**Directive:** Reproduce each line that includes the word "Entries".

**Task input:**
#####
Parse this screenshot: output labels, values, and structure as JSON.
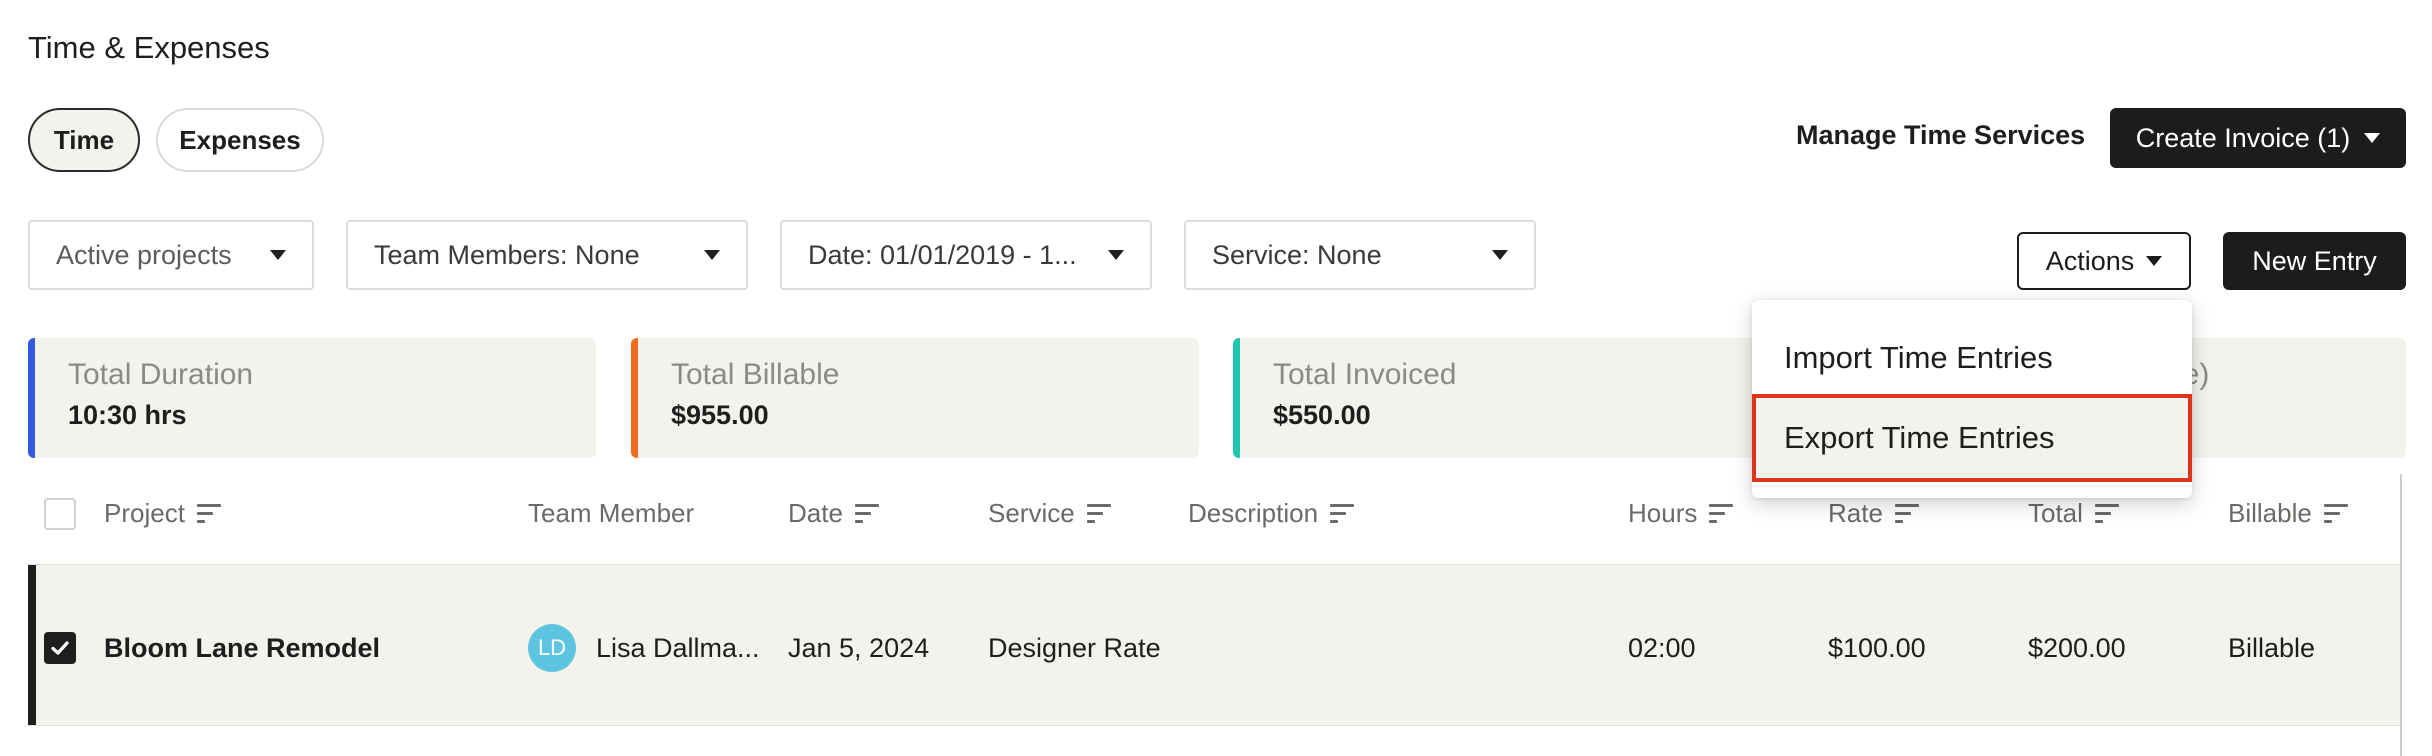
{
  "page": {
    "title": "Time & Expenses"
  },
  "tabs": [
    {
      "label": "Time",
      "active": true
    },
    {
      "label": "Expenses",
      "active": false
    }
  ],
  "header_actions": {
    "manage_label": "Manage Time Services",
    "create_invoice_label": "Create Invoice (1)"
  },
  "filters": {
    "projects": "Active projects",
    "team_members": "Team Members: None",
    "date": "Date: 01/01/2019 - 1...",
    "service": "Service: None"
  },
  "toolbar": {
    "actions_label": "Actions",
    "new_entry_label": "New Entry"
  },
  "actions_menu": {
    "items": [
      {
        "label": "Import Time Entries",
        "highlighted": false
      },
      {
        "label": "Export Time Entries",
        "highlighted": true
      }
    ]
  },
  "summary_cards": [
    {
      "label": "Total Duration",
      "value": "10:30 hrs",
      "color": "#2f5be0"
    },
    {
      "label": "Total Billable",
      "value": "$955.00",
      "color": "#ef6b1f"
    },
    {
      "label": "Total Invoiced",
      "value": "$550.00",
      "color": "#1fc7b0"
    },
    {
      "label": "le)",
      "value": "",
      "color": "#7d5ce0"
    }
  ],
  "table": {
    "columns": [
      "Project",
      "Team Member",
      "Date",
      "Service",
      "Description",
      "Hours",
      "Rate",
      "Total",
      "Billable"
    ],
    "rows": [
      {
        "checked": true,
        "project": "Bloom Lane Remodel",
        "team_member_initials": "LD",
        "team_member": "Lisa Dallma...",
        "date": "Jan 5, 2024",
        "service": "Designer Rate",
        "description": "",
        "hours": "02:00",
        "rate": "$100.00",
        "total": "$200.00",
        "billable": "Billable"
      }
    ]
  },
  "colors": {
    "highlight_border": "#e0321c",
    "dark_button": "#1c1c1c",
    "card_bg": "#f4f2ec"
  }
}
#####
**Output below:**
        "label": "Import Time Entries",
        "label": "Export Time Entries",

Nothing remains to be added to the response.